Dataset rows about figures
- - - -
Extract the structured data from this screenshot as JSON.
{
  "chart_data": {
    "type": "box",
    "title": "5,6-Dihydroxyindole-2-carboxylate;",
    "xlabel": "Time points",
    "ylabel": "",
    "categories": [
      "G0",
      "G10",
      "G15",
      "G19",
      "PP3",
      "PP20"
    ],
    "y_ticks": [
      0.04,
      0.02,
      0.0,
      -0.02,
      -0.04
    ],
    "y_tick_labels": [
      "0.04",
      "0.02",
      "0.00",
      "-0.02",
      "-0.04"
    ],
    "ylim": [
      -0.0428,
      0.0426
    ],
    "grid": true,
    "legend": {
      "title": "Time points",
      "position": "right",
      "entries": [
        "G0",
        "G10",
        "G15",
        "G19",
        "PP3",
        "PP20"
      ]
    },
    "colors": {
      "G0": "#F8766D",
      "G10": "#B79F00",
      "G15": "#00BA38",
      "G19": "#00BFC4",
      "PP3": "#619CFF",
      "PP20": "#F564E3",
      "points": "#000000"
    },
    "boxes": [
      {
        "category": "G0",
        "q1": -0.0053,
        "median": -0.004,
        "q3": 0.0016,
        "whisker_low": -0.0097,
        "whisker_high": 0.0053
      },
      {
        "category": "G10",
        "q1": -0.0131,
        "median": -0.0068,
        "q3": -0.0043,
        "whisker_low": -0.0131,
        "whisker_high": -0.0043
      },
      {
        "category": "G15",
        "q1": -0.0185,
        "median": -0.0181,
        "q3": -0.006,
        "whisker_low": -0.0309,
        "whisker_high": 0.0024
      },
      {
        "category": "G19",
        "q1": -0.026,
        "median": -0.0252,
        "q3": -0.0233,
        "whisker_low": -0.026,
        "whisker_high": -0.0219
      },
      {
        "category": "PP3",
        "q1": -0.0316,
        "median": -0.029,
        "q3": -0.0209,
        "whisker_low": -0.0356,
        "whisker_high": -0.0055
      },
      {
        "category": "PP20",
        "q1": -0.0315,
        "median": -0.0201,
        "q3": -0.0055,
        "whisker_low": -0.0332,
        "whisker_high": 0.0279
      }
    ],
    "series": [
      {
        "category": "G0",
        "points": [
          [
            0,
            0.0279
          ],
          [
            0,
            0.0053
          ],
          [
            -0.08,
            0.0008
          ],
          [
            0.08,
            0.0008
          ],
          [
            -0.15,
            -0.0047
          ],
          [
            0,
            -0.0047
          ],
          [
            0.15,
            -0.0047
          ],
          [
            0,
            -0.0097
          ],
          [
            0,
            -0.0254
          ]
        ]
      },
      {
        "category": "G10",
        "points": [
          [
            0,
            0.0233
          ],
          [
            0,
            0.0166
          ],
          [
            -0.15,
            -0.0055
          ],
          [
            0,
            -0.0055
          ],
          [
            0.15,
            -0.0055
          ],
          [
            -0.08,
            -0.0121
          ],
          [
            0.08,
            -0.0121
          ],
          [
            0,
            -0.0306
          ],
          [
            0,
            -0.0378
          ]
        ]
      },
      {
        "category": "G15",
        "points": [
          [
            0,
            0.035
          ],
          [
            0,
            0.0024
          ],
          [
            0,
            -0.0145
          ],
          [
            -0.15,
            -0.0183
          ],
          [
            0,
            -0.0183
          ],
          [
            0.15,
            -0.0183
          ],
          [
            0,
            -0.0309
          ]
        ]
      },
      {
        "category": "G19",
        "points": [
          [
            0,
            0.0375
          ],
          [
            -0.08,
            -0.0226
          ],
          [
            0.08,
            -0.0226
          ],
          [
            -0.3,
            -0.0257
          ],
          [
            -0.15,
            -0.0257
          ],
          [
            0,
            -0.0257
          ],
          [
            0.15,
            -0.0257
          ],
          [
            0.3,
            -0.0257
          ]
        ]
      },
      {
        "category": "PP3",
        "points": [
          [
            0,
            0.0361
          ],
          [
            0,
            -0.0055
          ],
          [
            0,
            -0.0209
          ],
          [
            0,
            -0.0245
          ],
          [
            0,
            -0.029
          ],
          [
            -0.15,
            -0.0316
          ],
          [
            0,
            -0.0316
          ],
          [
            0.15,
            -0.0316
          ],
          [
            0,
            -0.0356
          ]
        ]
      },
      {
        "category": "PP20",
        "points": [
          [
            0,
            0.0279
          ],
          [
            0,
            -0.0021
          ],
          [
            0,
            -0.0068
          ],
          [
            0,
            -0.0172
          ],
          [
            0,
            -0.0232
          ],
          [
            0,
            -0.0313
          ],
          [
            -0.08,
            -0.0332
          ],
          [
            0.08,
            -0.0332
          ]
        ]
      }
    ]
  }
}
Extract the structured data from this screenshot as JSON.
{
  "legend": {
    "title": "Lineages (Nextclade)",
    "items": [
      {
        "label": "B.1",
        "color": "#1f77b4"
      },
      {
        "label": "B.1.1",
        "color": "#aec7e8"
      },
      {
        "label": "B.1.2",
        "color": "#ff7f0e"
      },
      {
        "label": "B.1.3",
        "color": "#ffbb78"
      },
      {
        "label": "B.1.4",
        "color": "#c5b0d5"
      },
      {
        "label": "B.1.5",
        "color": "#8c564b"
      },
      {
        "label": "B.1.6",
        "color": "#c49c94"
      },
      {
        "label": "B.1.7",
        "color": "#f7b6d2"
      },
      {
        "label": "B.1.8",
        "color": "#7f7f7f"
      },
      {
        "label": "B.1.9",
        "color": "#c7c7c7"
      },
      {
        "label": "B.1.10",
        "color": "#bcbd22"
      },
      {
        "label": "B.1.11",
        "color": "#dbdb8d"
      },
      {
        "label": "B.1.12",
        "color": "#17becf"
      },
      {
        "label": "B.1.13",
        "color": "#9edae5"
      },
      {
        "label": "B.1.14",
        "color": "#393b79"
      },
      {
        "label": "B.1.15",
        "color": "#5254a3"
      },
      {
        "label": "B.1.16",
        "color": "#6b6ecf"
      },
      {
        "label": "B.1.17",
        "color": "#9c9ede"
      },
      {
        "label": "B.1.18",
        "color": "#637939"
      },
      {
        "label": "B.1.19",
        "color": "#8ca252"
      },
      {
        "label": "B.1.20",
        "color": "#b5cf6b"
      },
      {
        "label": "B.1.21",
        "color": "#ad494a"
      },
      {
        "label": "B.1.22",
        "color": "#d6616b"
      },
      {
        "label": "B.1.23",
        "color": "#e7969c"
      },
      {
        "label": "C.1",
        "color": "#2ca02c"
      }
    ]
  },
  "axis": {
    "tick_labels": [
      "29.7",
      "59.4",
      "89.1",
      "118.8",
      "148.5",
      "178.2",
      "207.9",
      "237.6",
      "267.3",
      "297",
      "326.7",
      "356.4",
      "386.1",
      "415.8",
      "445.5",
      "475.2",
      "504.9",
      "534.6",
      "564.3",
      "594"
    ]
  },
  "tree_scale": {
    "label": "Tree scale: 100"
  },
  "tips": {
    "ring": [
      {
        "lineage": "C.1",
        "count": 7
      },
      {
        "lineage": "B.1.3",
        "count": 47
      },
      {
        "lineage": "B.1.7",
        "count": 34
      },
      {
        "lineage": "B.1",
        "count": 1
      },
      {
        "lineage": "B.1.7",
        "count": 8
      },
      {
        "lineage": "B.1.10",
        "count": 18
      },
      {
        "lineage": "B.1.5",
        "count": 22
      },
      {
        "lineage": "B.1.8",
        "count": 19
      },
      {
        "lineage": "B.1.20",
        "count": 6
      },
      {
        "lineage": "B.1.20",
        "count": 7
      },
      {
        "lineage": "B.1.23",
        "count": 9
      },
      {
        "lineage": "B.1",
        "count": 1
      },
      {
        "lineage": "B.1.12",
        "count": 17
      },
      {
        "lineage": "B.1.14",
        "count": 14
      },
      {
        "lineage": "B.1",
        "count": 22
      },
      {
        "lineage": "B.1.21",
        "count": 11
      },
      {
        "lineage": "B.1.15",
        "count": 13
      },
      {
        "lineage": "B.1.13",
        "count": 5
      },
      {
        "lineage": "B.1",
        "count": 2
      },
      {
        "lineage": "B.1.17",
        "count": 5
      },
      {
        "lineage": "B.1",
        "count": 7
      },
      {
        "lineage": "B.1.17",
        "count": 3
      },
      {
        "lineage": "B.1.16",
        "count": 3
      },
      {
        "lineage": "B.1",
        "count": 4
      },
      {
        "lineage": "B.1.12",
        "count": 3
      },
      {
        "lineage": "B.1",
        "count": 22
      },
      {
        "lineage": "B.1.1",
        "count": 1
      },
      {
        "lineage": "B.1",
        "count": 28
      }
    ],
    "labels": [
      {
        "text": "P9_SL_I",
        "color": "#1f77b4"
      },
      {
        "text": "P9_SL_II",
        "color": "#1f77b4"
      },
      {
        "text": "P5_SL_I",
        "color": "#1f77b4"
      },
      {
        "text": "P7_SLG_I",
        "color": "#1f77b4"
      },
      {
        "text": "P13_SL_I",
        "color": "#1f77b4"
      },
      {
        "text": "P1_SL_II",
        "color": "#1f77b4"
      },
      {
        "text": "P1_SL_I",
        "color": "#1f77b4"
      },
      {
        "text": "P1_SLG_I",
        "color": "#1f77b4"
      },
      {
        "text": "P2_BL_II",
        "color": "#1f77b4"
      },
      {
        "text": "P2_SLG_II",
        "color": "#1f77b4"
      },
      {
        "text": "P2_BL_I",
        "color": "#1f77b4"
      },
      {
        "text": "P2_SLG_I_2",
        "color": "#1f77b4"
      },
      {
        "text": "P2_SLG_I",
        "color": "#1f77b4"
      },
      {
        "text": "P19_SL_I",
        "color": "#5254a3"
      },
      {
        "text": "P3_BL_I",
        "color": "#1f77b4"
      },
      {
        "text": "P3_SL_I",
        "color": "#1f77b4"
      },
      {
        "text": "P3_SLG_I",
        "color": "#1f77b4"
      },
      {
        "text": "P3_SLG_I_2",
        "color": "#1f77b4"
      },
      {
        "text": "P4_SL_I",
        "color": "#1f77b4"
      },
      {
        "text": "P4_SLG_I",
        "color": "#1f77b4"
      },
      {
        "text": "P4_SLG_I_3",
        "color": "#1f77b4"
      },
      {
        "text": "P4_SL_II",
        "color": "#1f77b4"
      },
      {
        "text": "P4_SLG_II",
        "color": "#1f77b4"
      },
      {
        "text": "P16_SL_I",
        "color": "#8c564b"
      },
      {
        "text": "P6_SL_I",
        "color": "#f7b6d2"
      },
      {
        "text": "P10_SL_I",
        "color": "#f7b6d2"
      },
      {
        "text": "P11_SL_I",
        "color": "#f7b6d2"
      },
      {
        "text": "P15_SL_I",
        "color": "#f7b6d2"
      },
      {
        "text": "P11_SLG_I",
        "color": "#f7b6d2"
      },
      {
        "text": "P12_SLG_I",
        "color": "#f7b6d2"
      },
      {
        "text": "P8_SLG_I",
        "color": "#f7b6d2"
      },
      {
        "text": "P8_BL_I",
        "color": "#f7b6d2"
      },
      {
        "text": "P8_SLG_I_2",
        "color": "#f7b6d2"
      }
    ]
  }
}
- - - -
_Requirements_
Copy each line of the data above that holds "median".

_Exercise solution_
        "median": -0.004,
        "median": -0.0068,
        "median": -0.0181,
        "median": -0.0252,
        "median": -0.029,
        "median": -0.0201,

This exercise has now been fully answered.